Selected text:
--

The window for DINNER was two hours wide, and I originally planned to hit the middle of it. I managed just that, arriving at 6.10pm where I was met by my wife, Jodie, for a thirty minute compulsory stop. Michael caters very well, let it be said.

The bad news was that I was the last to arrive. All the others had pretty much been there, waiting for the window to open at five pm, and  they were gone by five thirty. Now, instead of a relaxing thirty minutes with my wife and my new friends, I was agonising over what they all  knew that I didn't. I planned the route carefully. Talimena was a risk, but I thought it a risk worth taking. Everyone needed the DINNER bonus  because the points demanded it. I just couldn't find a more efficient route between the start and DINNER that didn't include the ride south. I get the reluctance. Talimena is glorious if you have all Sunday  afternoon and can cruise it at thirty miles an hour. If you are "on the  clock" and are trying to hit it at sixty, then it's fast, furious and demands total attention .... but the points, the points!

--

Written request A: Gather every row below that contains the word "Give", and copy each such row in full.

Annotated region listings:
--

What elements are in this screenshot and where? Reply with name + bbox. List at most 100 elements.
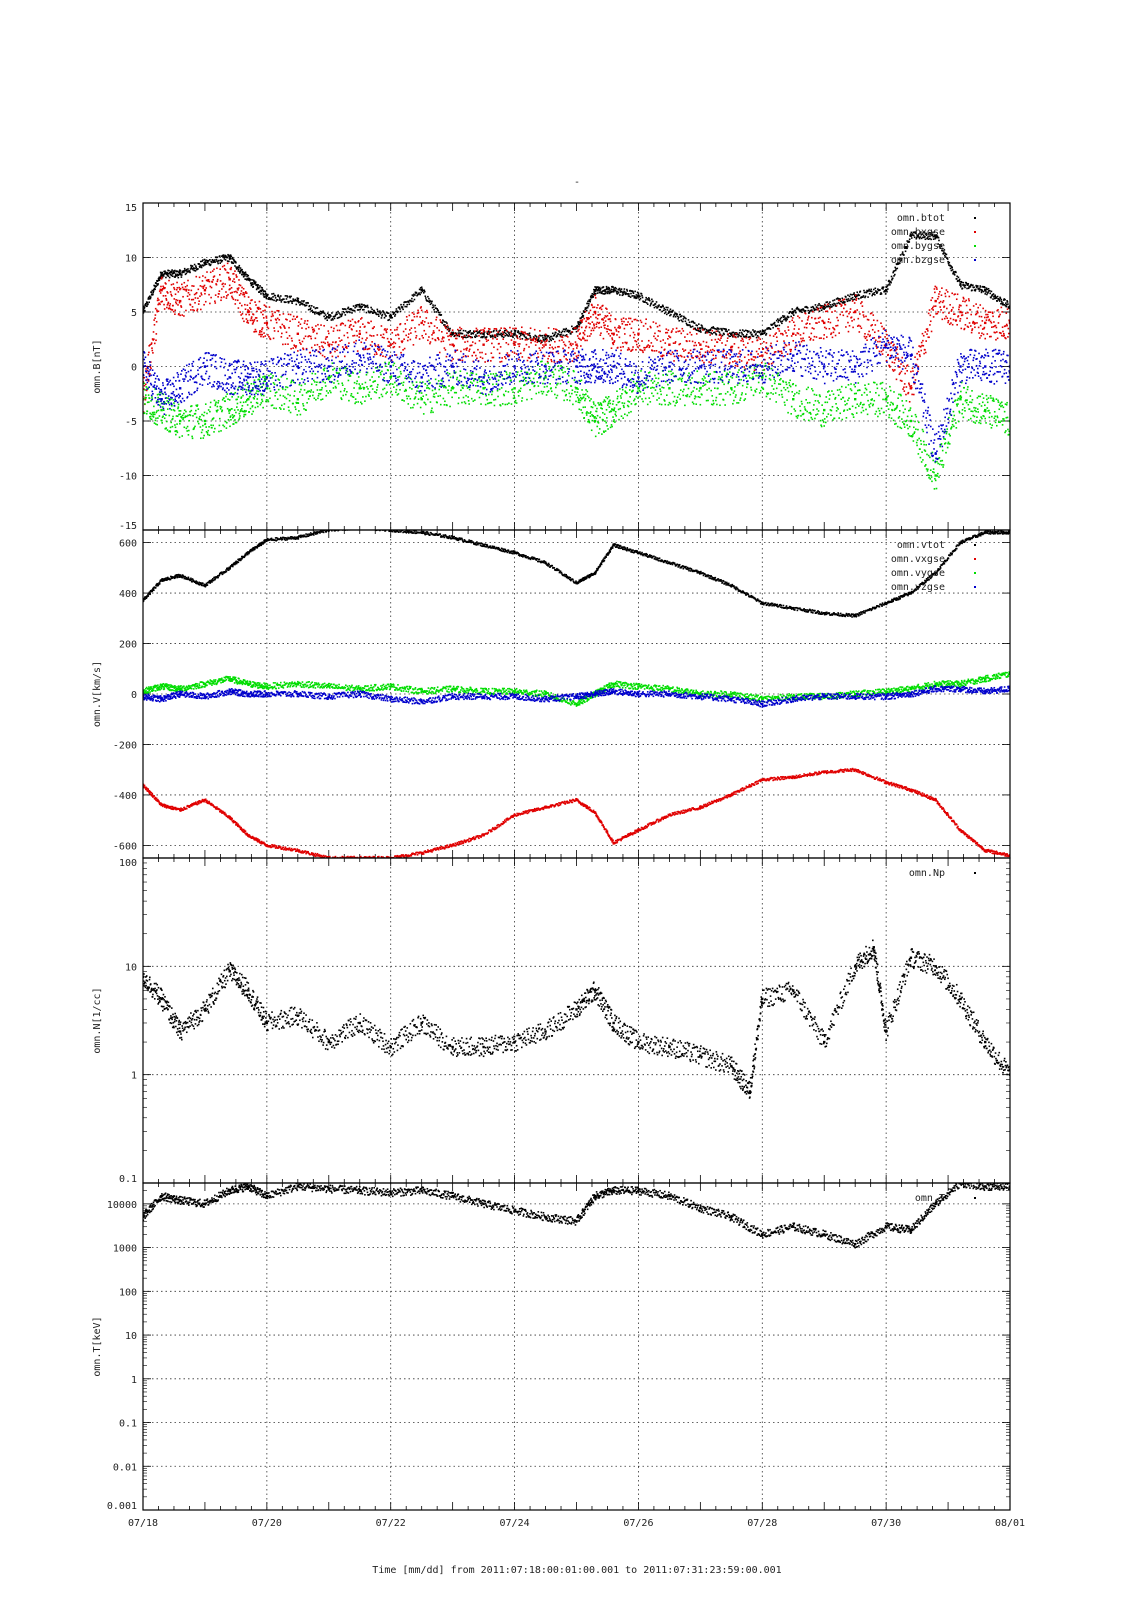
data-point [451,396,453,399]
data-point [742,335,745,338]
data-point [976,322,978,324]
data-point [170,295,173,297]
data-point [304,383,306,385]
data-point [258,374,261,377]
data-point [960,285,962,288]
data-point [198,417,200,420]
data-point [709,334,711,336]
data-point [196,404,199,406]
data-point [618,336,621,339]
data-point [498,342,500,345]
data-point [895,378,898,381]
data-point [717,350,719,353]
data-point [784,317,786,319]
data-point [952,272,954,275]
data-point [165,276,167,279]
data-point [301,340,304,343]
data-point [152,352,154,354]
data-point [324,317,326,320]
data-point [464,355,467,357]
data-point [503,331,506,334]
data-point [243,273,246,275]
data-point [1002,335,1005,337]
data-point [504,334,507,337]
data-point [216,280,219,283]
data-point [148,344,150,347]
data-point [630,350,632,352]
data-point [631,290,634,293]
data-point [521,356,524,358]
data-point [594,292,597,295]
data-point [722,332,725,335]
data-point [261,287,264,289]
data-point [775,336,778,339]
data-point [226,407,229,410]
data-point [724,330,727,332]
data-point [167,269,169,272]
data-point [166,306,168,309]
data-point [382,355,384,357]
data-point [825,306,828,308]
data-point [514,330,516,333]
data-point [256,402,259,405]
data-point [201,413,203,416]
data-point [387,312,390,315]
data-point [618,288,620,291]
data-point [936,312,939,315]
data-point [890,348,893,351]
data-point [647,299,650,301]
data-point [337,310,339,313]
data-point [881,286,884,289]
data-point [411,311,414,314]
data-point [280,376,283,378]
data-point [880,292,882,294]
data-point [545,337,548,339]
data-point [938,245,941,248]
data-point [216,256,219,259]
data-point [875,290,877,292]
data-point [861,305,864,307]
data-point [251,323,254,325]
data-point [921,344,923,347]
data-point [422,413,425,415]
data-point [827,305,830,307]
data-point [673,355,676,358]
data-point [500,334,503,337]
data-point [959,320,961,322]
data-point [482,393,484,396]
data-point [671,330,673,332]
data-point [708,329,710,331]
data-point [616,334,618,336]
data-point [754,334,757,336]
data-point [361,317,363,319]
data-point [326,312,329,315]
data-point [186,284,188,287]
data-point [157,303,159,306]
data-point [365,339,367,341]
data-point [225,297,228,299]
data-point [199,295,201,298]
data-point [563,343,566,346]
data-point [284,295,287,297]
data-point [251,413,253,415]
data-point [346,370,349,373]
data-point [450,331,453,334]
data-point [295,345,298,347]
data-point [932,309,935,311]
data-point [694,341,696,344]
data-point [191,435,193,438]
data-point [262,293,265,296]
data-point [437,395,439,397]
data-point [276,298,278,301]
data-point [851,293,853,296]
data-point [948,295,951,298]
data-point [412,319,414,322]
data-point [194,270,197,272]
data-point [153,342,156,345]
data-point [857,324,860,327]
data-point [952,306,954,309]
data-point [950,266,953,268]
data-point [966,325,969,328]
data-point [959,317,962,320]
data-point [750,352,752,354]
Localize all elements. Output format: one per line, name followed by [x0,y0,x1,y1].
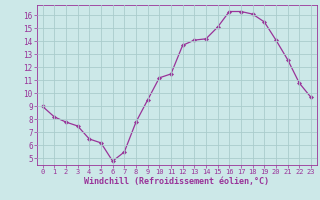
X-axis label: Windchill (Refroidissement éolien,°C): Windchill (Refroidissement éolien,°C) [84,177,269,186]
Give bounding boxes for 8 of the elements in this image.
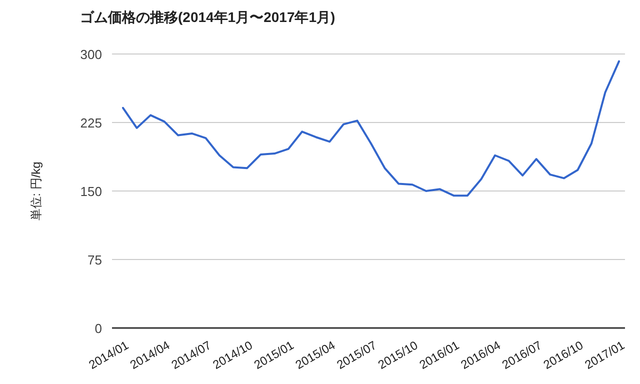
y-tick-label: 75 — [88, 252, 102, 268]
y-axis-title: 単位: 円/kg — [29, 162, 43, 220]
chart-title: ゴム価格の推移(2014年1月〜2017年1月) — [80, 9, 336, 25]
line-series — [122, 60, 620, 197]
y-tick-label: 150 — [80, 184, 102, 199]
y-tick-label: 300 — [80, 47, 102, 62]
y-tick-label: 0 — [94, 321, 102, 336]
y-tick-label: 225 — [80, 116, 102, 130]
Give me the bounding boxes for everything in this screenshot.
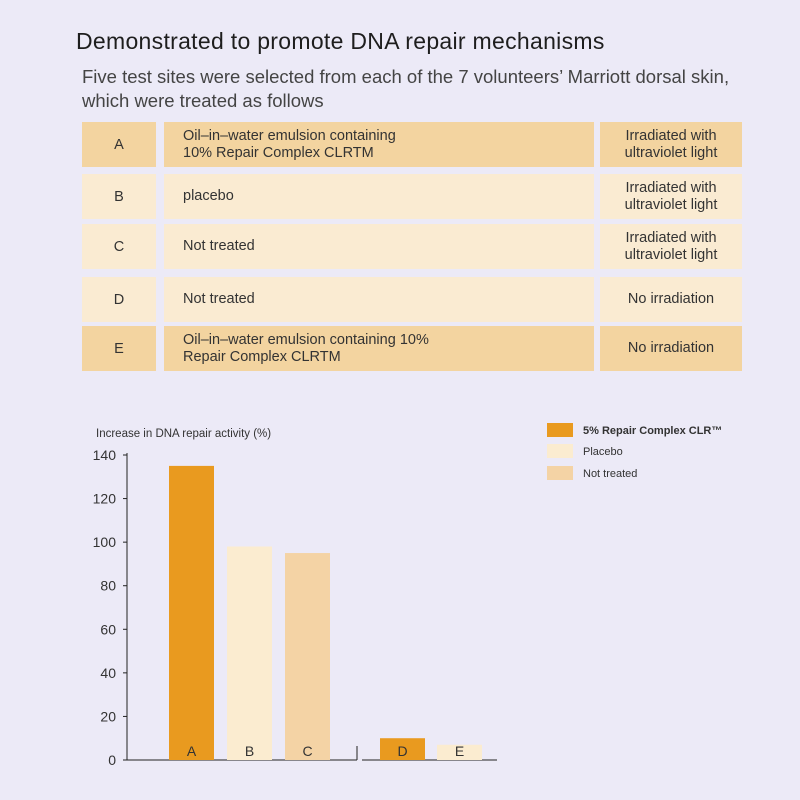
legend-label: 5% Repair Complex CLR™ [583,425,722,437]
irradiation-cell: No irradiation [600,326,742,371]
x-tick-label: B [245,743,254,759]
irradiation-cell: Irradiated with ultraviolet light [600,122,742,167]
y-tick-label: 40 [100,665,116,681]
bar-c [285,553,330,760]
table-row: D Not treated No irradiation [82,277,742,322]
y-tick-label: 20 [100,708,116,724]
bar-b [227,546,272,760]
bar-e [437,744,482,760]
y-tick-label: 100 [93,534,117,550]
irradiation-cell: Irradiated with ultraviolet light [600,174,742,219]
bar-d [380,738,425,760]
x-tick-label: D [397,743,407,759]
dna-repair-bar-chart: Increase in DNA repair activity (%) 0 20 40… [93,423,722,768]
legend-swatch [547,423,573,437]
page-subtitle: Five test sites were selected from each … [82,66,730,111]
legend-swatch [547,466,573,480]
site-cell: B [82,174,156,219]
treatment-cell: Oil–in–water emulsion containing 10% Repa… [164,122,594,167]
site-cell: E [82,326,156,371]
page-title: Demonstrated to promote DNA repair mecha… [76,28,605,54]
site-cell: D [82,277,156,322]
table-row: C Not treated Irradiated with ultraviolet l… [82,224,742,269]
y-tick-label: 60 [100,621,116,637]
treatment-cell: Oil–in–water emulsion containing 10% Repa… [164,326,594,371]
y-tick-label: 140 [93,447,117,463]
treatment-cell: Not treated [164,277,594,322]
y-tick-label: 120 [93,491,117,507]
legend-label: Not treated [583,468,637,480]
x-tick-label: A [187,743,197,759]
table-row: E Oil–in–water emulsion containing 10% Rep… [82,326,742,371]
x-tick-label: E [455,743,464,759]
site-cell: C [82,224,156,269]
irradiation-cell: Irradiated with ultraviolet light [600,224,742,269]
bar-a [169,465,214,760]
legend-swatch [547,444,573,458]
treatment-cell: Not treated [164,224,594,269]
table-row: A Oil–in–water emulsion containing 10% Rep… [82,122,742,167]
irradiation-cell: No irradiation [600,277,742,322]
y-tick-label: 80 [100,578,116,594]
y-axis-label: Increase in DNA repair activity (%) [96,428,271,440]
legend-label: Placebo [583,446,623,458]
treatment-cell: placebo [164,174,594,219]
site-cell: A [82,122,156,167]
x-tick-label: C [302,743,312,759]
y-tick-label: 0 [108,752,116,768]
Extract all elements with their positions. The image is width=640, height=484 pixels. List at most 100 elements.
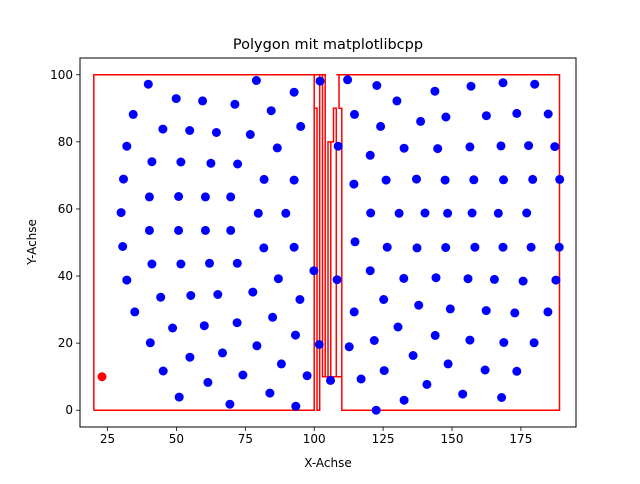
data-point [393, 322, 403, 332]
data-point [470, 242, 480, 252]
data-point [174, 392, 184, 402]
data-point [226, 225, 236, 235]
data-point [499, 175, 508, 185]
data-point [174, 225, 184, 235]
data-point [498, 242, 508, 252]
data-point [289, 175, 299, 185]
data-point [526, 242, 536, 252]
data-point [365, 266, 375, 276]
data-point [203, 377, 213, 387]
data-point [186, 291, 196, 300]
data-point [469, 175, 479, 185]
data-point [543, 109, 553, 119]
data-point [399, 395, 409, 405]
data-point [309, 266, 319, 276]
data-point [399, 143, 409, 153]
y-axis-label: Y-Achse [25, 219, 39, 266]
data-point [248, 287, 258, 297]
data-point [295, 295, 305, 304]
data-point [147, 259, 157, 269]
data-point [420, 208, 430, 218]
data-point [147, 157, 157, 167]
data-point [350, 109, 359, 119]
data-point [465, 142, 475, 152]
data-point [430, 86, 440, 96]
data-point [130, 307, 140, 317]
data-point [443, 359, 453, 369]
data-point [422, 379, 432, 389]
data-point [268, 312, 278, 322]
data-point [289, 87, 299, 97]
data-point [144, 225, 154, 235]
data-point [524, 141, 534, 151]
data-point [289, 242, 299, 252]
chart-title: Polygon mit matplotlibcpp [233, 37, 423, 53]
data-point [510, 308, 520, 318]
x-tick-label: 25 [100, 432, 115, 446]
data-point [350, 237, 360, 247]
data-point [543, 307, 553, 317]
data-point [128, 109, 138, 119]
data-point [458, 389, 468, 399]
data-point [498, 78, 508, 88]
data-point [382, 242, 392, 252]
data-point [119, 174, 128, 184]
data-point [291, 401, 301, 411]
data-point [554, 242, 564, 252]
data-point [265, 388, 275, 398]
data-point [343, 75, 353, 85]
data-point [349, 307, 359, 317]
data-point [371, 405, 381, 415]
data-point [481, 111, 491, 121]
data-point [200, 225, 210, 235]
data-point [551, 275, 561, 285]
y-tick-label: 60 [58, 202, 73, 216]
x-tick-label: 50 [169, 432, 184, 446]
data-point [199, 321, 209, 331]
data-point [259, 174, 269, 184]
data-point [497, 393, 507, 402]
data-point [296, 121, 306, 131]
data-point [314, 340, 324, 349]
data-point [480, 365, 490, 375]
data-point [232, 318, 242, 328]
data-point [408, 351, 418, 360]
data-point [430, 330, 440, 340]
data-point [143, 79, 153, 89]
data-point [555, 174, 565, 184]
data-point [433, 144, 443, 154]
y-tick-label: 80 [58, 135, 73, 149]
data-point [379, 366, 389, 376]
data-point [522, 208, 532, 218]
data-point [206, 158, 216, 168]
data-point [493, 208, 503, 218]
data-point [529, 338, 539, 348]
plot-area [93, 74, 565, 415]
x-tick-label: 175 [509, 432, 532, 446]
data-point [344, 342, 354, 352]
data-point [518, 276, 528, 286]
data-point [414, 300, 424, 310]
data-point [156, 292, 166, 302]
data-point [185, 126, 195, 135]
data-point [259, 243, 269, 253]
data-point [394, 208, 404, 218]
data-point [512, 108, 522, 118]
data-point [445, 304, 455, 314]
data-point [251, 76, 261, 85]
data-point [238, 370, 248, 380]
data-point [211, 128, 221, 137]
data-point [252, 341, 262, 351]
data-point [441, 112, 451, 122]
data-point [528, 174, 538, 184]
data-point [416, 116, 426, 126]
start-point [97, 372, 107, 382]
x-tick-label: 100 [303, 432, 326, 446]
data-point [412, 174, 421, 184]
data-point [376, 121, 386, 131]
data-point [379, 295, 389, 304]
data-point [198, 96, 208, 106]
data-point [218, 348, 227, 358]
data-point [381, 175, 391, 185]
data-point [272, 143, 282, 153]
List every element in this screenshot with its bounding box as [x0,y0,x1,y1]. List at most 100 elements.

--

Written request B: Output everything in the passage about the DINNER stop from "The window for" down to "it be said.", word for word as it appears above.

Final result A:
Give bounding boxes for 8 of the elements in this image.
Give me the bounding boxes for everything in this screenshot.

Final result B:
The window for DINNER was two hours wide, and I originally planned to hit the middle of it. I managed just that, arriving at 6.10pm where I was met by my wife, Jodie, for a thirty minute compulsory stop. Michael caters very well, let it be said.